While all the hoopla over Richard Shelby’s hostage situation is a little overhyped – if not him, some other Republican would have held each and every one of these nominees – it does amount to what you would call a “teachable moment” about the dysfunctional Senate. Anyone who thinks that the fillibuster is merely a protection of minority rights need only look at the Shelby blanket hold. It is the manifestation of a Parliamentary era of ideological rigidity combined with a supermajority process of veto points, along with a political system that rewards the minority for frustrating a majority. It’s a formula for American decline, to put it as simply as possible. We are all Colorado Springs now.

You’re finally starting to see the White House dip their toe in the water on the question of whether to fix the broken Senate. Vice President Biden, himself a creature of the Senate for 36 years, is willing to discuss reform.

Washington (CNN) – Moments after swearing in Sen. Scott Brown, R-Massachusetts, whose presence in the Senate means Democrats no longer have their 60-vote filibuster-proof supermajority, Vice President Joe Biden told reporters he thinks filibusters have been abused in recent years and that the Senate should consider reforms.

“It’s a useful tool, it is legitimate. But from my perspective, having served here, elected to the Senate seven times, I’ve never seen a time when it’s become standard operating procedure,” Biden said. “You want to get anything done, you have to have a supermajority.

Biden noted that filibusters are not called for in the Constitution and the threshold was changed once before – from 67 votes to 60 votes – when it was “recognized as increasingly difficult” to get bills passed [...]

“Any President in the future, having to move through anything he or she wants, requiring a supermajority, it’s not a good way to do business,” he said.

Robert Gibbs yesterday started talking about up or down votes for political appointees. And the White House blog posted a case study of Martha Johnson, the new head of the GSA, who was confirmed by a 96-0 count, nine months after she was nominated for the position.

**Exercise objective:** Quote the filibuster post above word for word, from "You’re finally starting" up to and including "should consider reforms.".

**Record excerpts:**
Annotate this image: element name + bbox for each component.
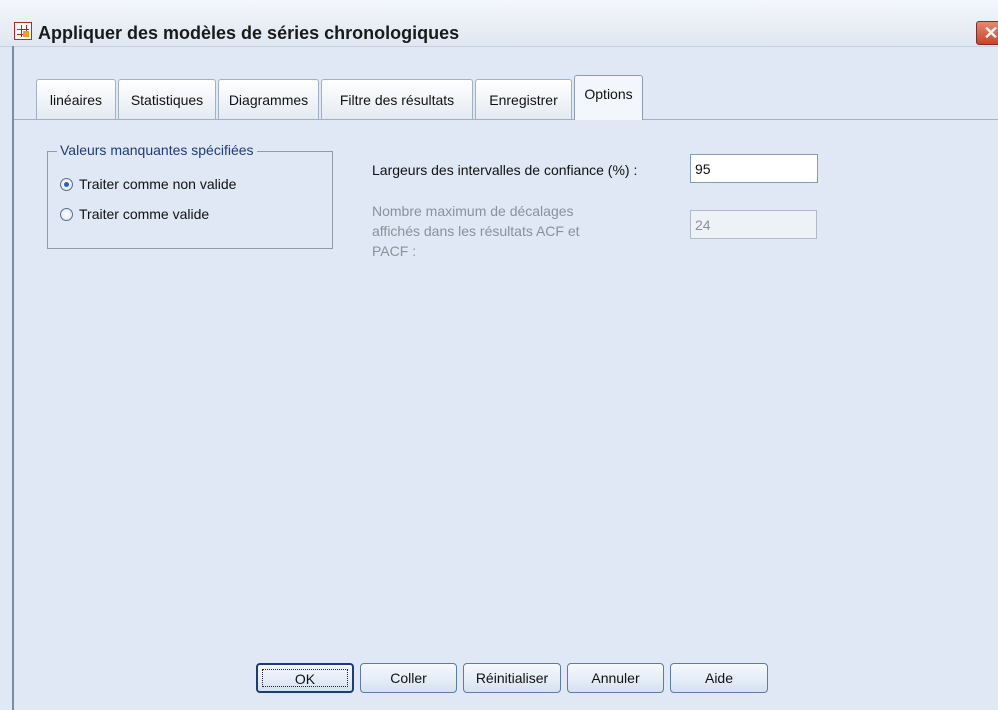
paste-button[interactable]: Coller <box>360 663 457 693</box>
max-lags-label-line-3: PACF : <box>372 243 417 259</box>
focus-ring <box>262 669 348 687</box>
spreadsheet-app-icon <box>14 22 32 40</box>
radio-treat-invalid-label: Traiter comme non valide <box>79 176 237 192</box>
help-button[interactable]: Aide <box>670 663 768 693</box>
cancel-button[interactable]: Annuler <box>567 663 664 693</box>
window-title: Appliquer des modèles de séries chronolo… <box>38 23 460 43</box>
title-bar: Appliquer des modèles de séries chronolo… <box>0 0 998 47</box>
radio-treat-invalid[interactable]: Traiter comme non valide <box>60 174 236 194</box>
reset-button[interactable]: Réinitialiser <box>463 663 561 693</box>
tab-diagrammes[interactable]: Diagrammes <box>218 79 319 119</box>
tab-statistiques[interactable]: Statistiques <box>118 79 216 119</box>
confidence-width-input[interactable] <box>690 154 818 183</box>
tab-filtre-des-resultats[interactable]: Filtre des résultats <box>321 79 473 119</box>
max-lags-label-line-1: Nombre maximum de décalages <box>372 203 574 219</box>
tab-lineaires[interactable]: linéaires <box>36 79 116 119</box>
radio-treat-valid[interactable]: Traiter comme valide <box>60 204 209 224</box>
window-left-border <box>12 46 14 710</box>
radio-button-unselected[interactable] <box>60 207 73 221</box>
tab-panel-border <box>14 119 998 120</box>
missing-values-group-title: Valeurs manquantes spécifiées <box>57 142 257 158</box>
tab-enregistrer[interactable]: Enregistrer <box>475 79 572 119</box>
confidence-width-label: Largeurs des intervalles de confiance (%… <box>372 162 638 178</box>
close-button[interactable]: ✕ <box>976 21 998 45</box>
tab-options[interactable]: Options <box>574 75 643 120</box>
radio-button-selected[interactable] <box>60 177 73 191</box>
missing-values-group <box>47 151 333 249</box>
radio-treat-valid-label: Traiter comme valide <box>79 206 210 222</box>
ok-button[interactable]: OK <box>256 663 354 693</box>
max-lags-input <box>690 210 817 239</box>
max-lags-label-line-2: affichés dans les résultats ACF et <box>372 223 580 239</box>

**Task answer:**
You’re finally starting to see the White House dip their toe in the water on the question of whether to fix the broken Senate. Vice President Biden, himself a creature of the Senate for 36 years, is willing to discuss reform.

Washington (CNN) – Moments after swearing in Sen. Scott Brown, R-Massachusetts, whose presence in the Senate means Democrats no longer have their 60-vote filibuster-proof supermajority, Vice President Joe Biden told reporters he thinks filibusters have been abused in recent years and that the Senate should consider reforms.